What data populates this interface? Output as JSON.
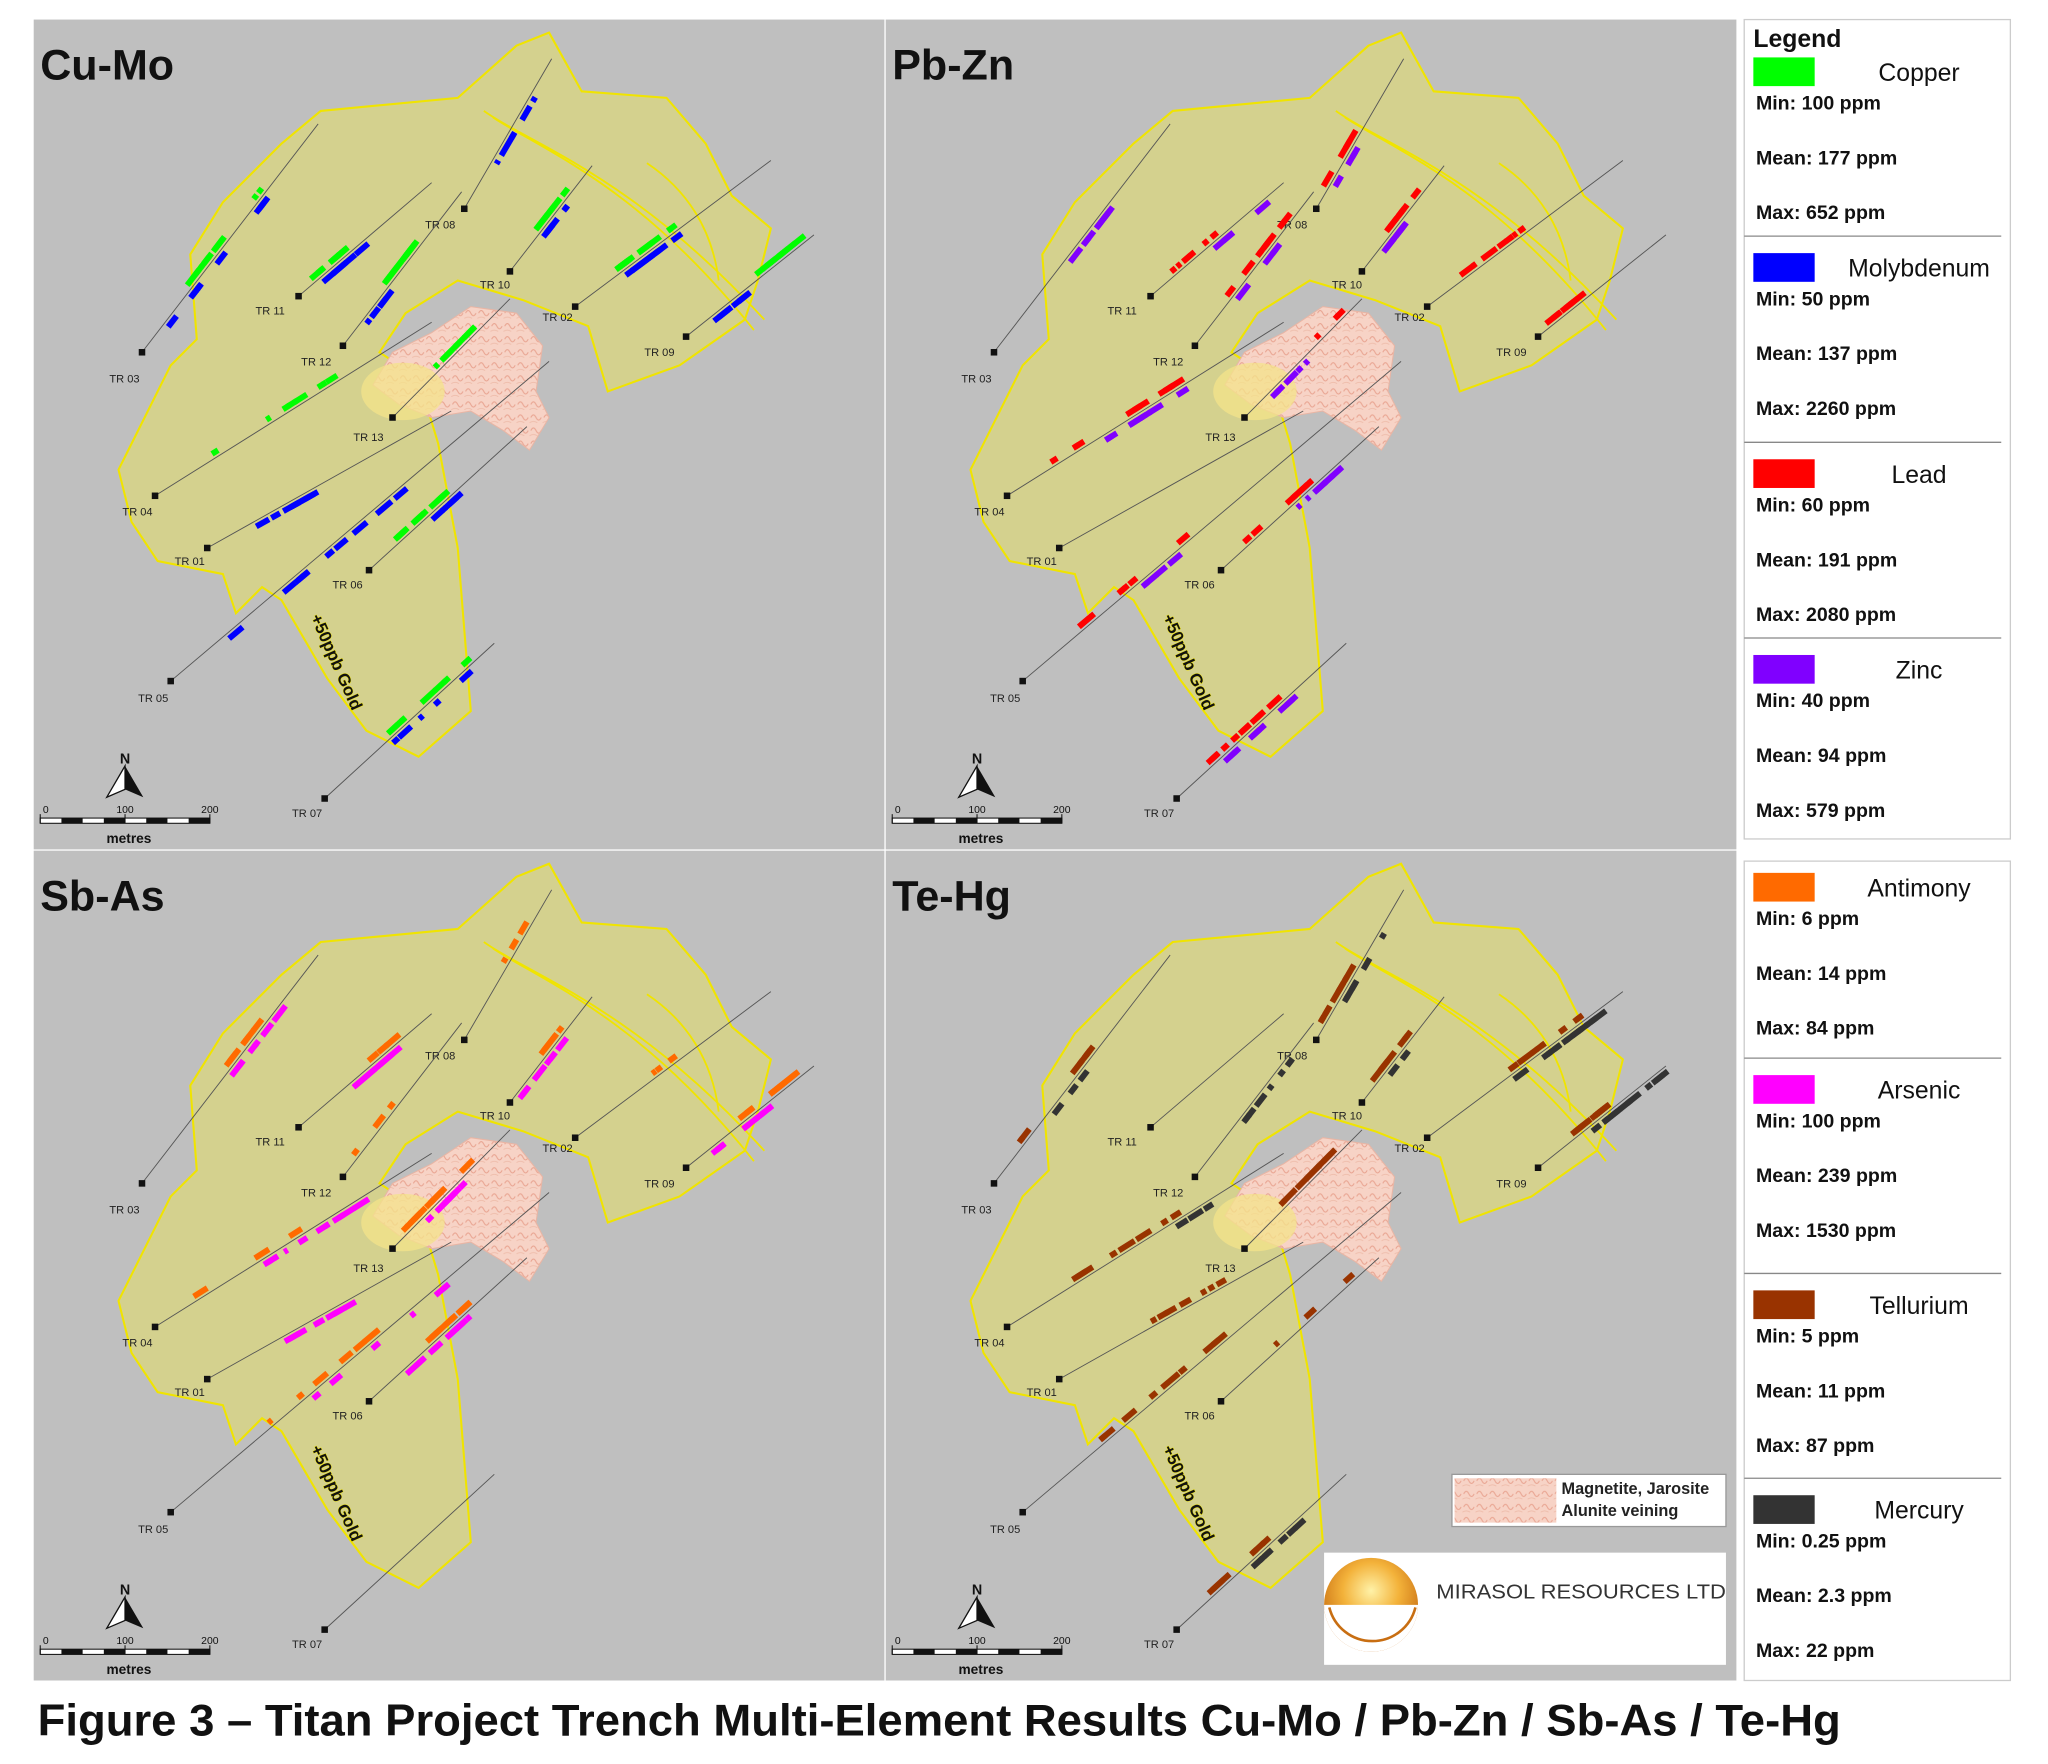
{
  "panels": [
    {
      "title": "Cu-Mo"
    },
    {
      "title": "Pb-Zn"
    },
    {
      "title": "Sb-As"
    },
    {
      "title": "Te-Hg"
    }
  ],
  "trench_labels": [
    "TR 01",
    "TR 02",
    "TR 03",
    "TR 04",
    "TR 05",
    "TR 06",
    "TR 07",
    "TR 08",
    "TR 09",
    "TR 10",
    "TR 11",
    "TR 12",
    "TR 13"
  ],
  "gold_label": "+50ppb Gold",
  "scale_bar": {
    "north": "N",
    "ticks": [
      0,
      100,
      200
    ],
    "unit": "metres"
  },
  "legend": {
    "title": "Legend",
    "elements": [
      {
        "name": "Copper",
        "color": "#00ff00",
        "min": "Min: 100 ppm",
        "mean": "Mean: 177 ppm",
        "max": "Max: 652 ppm"
      },
      {
        "name": "Molybdenum",
        "color": "#0000ff",
        "min": "Min: 50 ppm",
        "mean": "Mean: 137 ppm",
        "max": "Max: 2260 ppm"
      },
      {
        "name": "Lead",
        "color": "#ff0000",
        "min": "Min: 60 ppm",
        "mean": "Mean: 191 ppm",
        "max": "Max: 2080 ppm"
      },
      {
        "name": "Zinc",
        "color": "#8000ff",
        "min": "Min: 40 ppm",
        "mean": "Mean: 94 ppm",
        "max": "Max: 579 ppm"
      },
      {
        "name": "Antimony",
        "color": "#ff6a00",
        "min": "Min: 6 ppm",
        "mean": "Mean: 14 ppm",
        "max": "Max: 84 ppm"
      },
      {
        "name": "Arsenic",
        "color": "#ff00ff",
        "min": "Min: 100 ppm",
        "mean": "Mean: 239 ppm",
        "max": "Max: 1530 ppm"
      },
      {
        "name": "Tellurium",
        "color": "#993300",
        "min": "Min: 5 ppm",
        "mean": "Mean: 11 ppm",
        "max": "Max: 87 ppm"
      },
      {
        "name": "Mercury",
        "color": "#333333",
        "min": "Min: 0.25 ppm",
        "mean": "Mean: 2.3 ppm",
        "max": "Max: 22 ppm"
      }
    ]
  },
  "veining_legend": [
    "Magnetite, Jarosite",
    "Alunite veining"
  ],
  "company": "MIRASOL RESOURCES LTD",
  "caption": "Figure 3 – Titan Project Trench Multi-Element Results Cu-Mo / Pb-Zn / Sb-As / Te-Hg"
}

================

Set exercise :: Collect from the data above every line that includes "color".

Reply ::
        "color": "#00ff00",
        "color": "#0000ff",
        "color": "#ff0000",
        "color": "#8000ff",
        "color": "#ff6a00",
        "color": "#ff00ff",
        "color": "#993300",
        "color": "#333333",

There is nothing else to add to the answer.